Dataset extract -
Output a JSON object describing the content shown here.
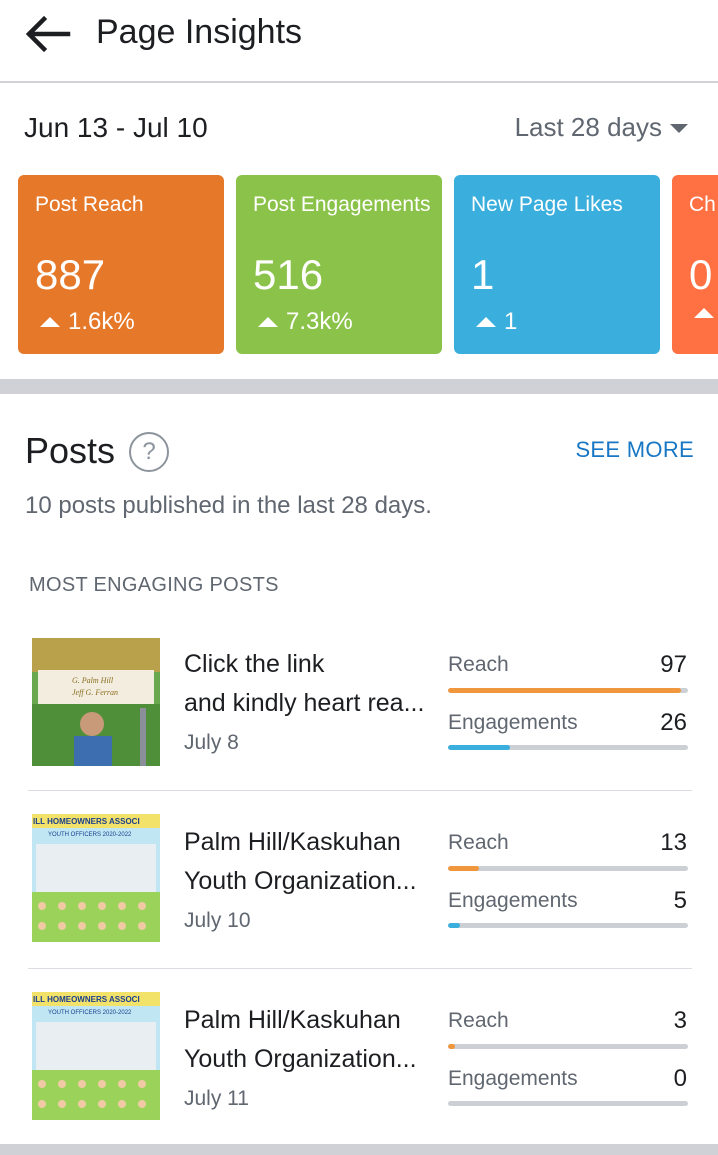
{
  "header": {
    "title": "Page Insights"
  },
  "date_range": "Jun 13 - Jul 10",
  "period_select": "Last 28 days",
  "cards": [
    {
      "label": "Post Reach",
      "value": "887",
      "delta": "1.6k%",
      "color": "#e6782a"
    },
    {
      "label": "Post Engagements",
      "value": "516",
      "delta": "7.3k%",
      "color": "#8bc34a"
    },
    {
      "label": "New Page Likes",
      "value": "1",
      "delta": "1",
      "color": "#3aaedc"
    },
    {
      "label": "Ch",
      "value": "0",
      "delta": "",
      "color": "#ff7043"
    }
  ],
  "posts_section": {
    "heading": "Posts",
    "help_icon": "?",
    "see_more": "SEE MORE",
    "summary": "10 posts published in the last 28 days.",
    "subheading": "MOST ENGAGING POSTS"
  },
  "metric_labels": {
    "reach": "Reach",
    "engagements": "Engagements"
  },
  "colors": {
    "reach_bar": "#f0963c",
    "engagement_bar": "#3aaedc",
    "link": "#1877c4"
  },
  "posts": [
    {
      "title": "Click the link and kindly heart rea...",
      "line1": "Click the link",
      "line2": "and kindly heart rea...",
      "date": "July 8",
      "reach": "97",
      "engagements": "26",
      "reach_fill": 0.97,
      "eng_fill": 0.26,
      "thumb_text1": "G. Palm Hill",
      "thumb_text2": "Jeff G. Ferran"
    },
    {
      "title": "Palm Hill/Kaskuhan Youth Organization...",
      "line1": "Palm Hill/Kaskuhan",
      "line2": "Youth Organization...",
      "date": "July 10",
      "reach": "13",
      "engagements": "5",
      "reach_fill": 0.13,
      "eng_fill": 0.05,
      "thumb_text1": "ILL HOMEOWNERS ASSOCI",
      "thumb_text2": "YOUTH OFFICERS 2020-2022"
    },
    {
      "title": "Palm Hill/Kaskuhan Youth Organization...",
      "line1": "Palm Hill/Kaskuhan",
      "line2": "Youth Organization...",
      "date": "July 11",
      "reach": "3",
      "engagements": "0",
      "reach_fill": 0.03,
      "eng_fill": 0.0,
      "thumb_text1": "ILL HOMEOWNERS ASSOCI",
      "thumb_text2": "YOUTH OFFICERS 2020-2022"
    }
  ]
}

Problem details -
Word for word, quote the full listing, omitting every picture.

The completed task -
Output a JSON object describing the content shown here.
{
  "header": {
    "title": "Page Insights"
  },
  "date_range": "Jun 13 - Jul 10",
  "period_select": "Last 28 days",
  "cards": [
    {
      "label": "Post Reach",
      "value": "887",
      "delta": "1.6k%",
      "color": "#e6782a"
    },
    {
      "label": "Post Engagements",
      "value": "516",
      "delta": "7.3k%",
      "color": "#8bc34a"
    },
    {
      "label": "New Page Likes",
      "value": "1",
      "delta": "1",
      "color": "#3aaedc"
    },
    {
      "label": "Ch",
      "value": "0",
      "delta": "",
      "color": "#ff7043"
    }
  ],
  "posts_section": {
    "heading": "Posts",
    "help_icon": "?",
    "see_more": "SEE MORE",
    "summary": "10 posts published in the last 28 days.",
    "subheading": "MOST ENGAGING POSTS"
  },
  "metric_labels": {
    "reach": "Reach",
    "engagements": "Engagements"
  },
  "colors": {
    "reach_bar": "#f0963c",
    "engagement_bar": "#3aaedc",
    "link": "#1877c4"
  },
  "posts": [
    {
      "title": "Click the link and kindly heart rea...",
      "line1": "Click the link",
      "line2": "and kindly heart rea...",
      "date": "July 8",
      "reach": "97",
      "engagements": "26",
      "reach_fill": 0.97,
      "eng_fill": 0.26,
      "thumb_text1": "G. Palm Hill",
      "thumb_text2": "Jeff G. Ferran"
    },
    {
      "title": "Palm Hill/Kaskuhan Youth Organization...",
      "line1": "Palm Hill/Kaskuhan",
      "line2": "Youth Organization...",
      "date": "July 10",
      "reach": "13",
      "engagements": "5",
      "reach_fill": 0.13,
      "eng_fill": 0.05,
      "thumb_text1": "ILL HOMEOWNERS ASSOCI",
      "thumb_text2": "YOUTH OFFICERS 2020-2022"
    },
    {
      "title": "Palm Hill/Kaskuhan Youth Organization...",
      "line1": "Palm Hill/Kaskuhan",
      "line2": "Youth Organization...",
      "date": "July 11",
      "reach": "3",
      "engagements": "0",
      "reach_fill": 0.03,
      "eng_fill": 0.0,
      "thumb_text1": "ILL HOMEOWNERS ASSOCI",
      "thumb_text2": "YOUTH OFFICERS 2020-2022"
    }
  ]
}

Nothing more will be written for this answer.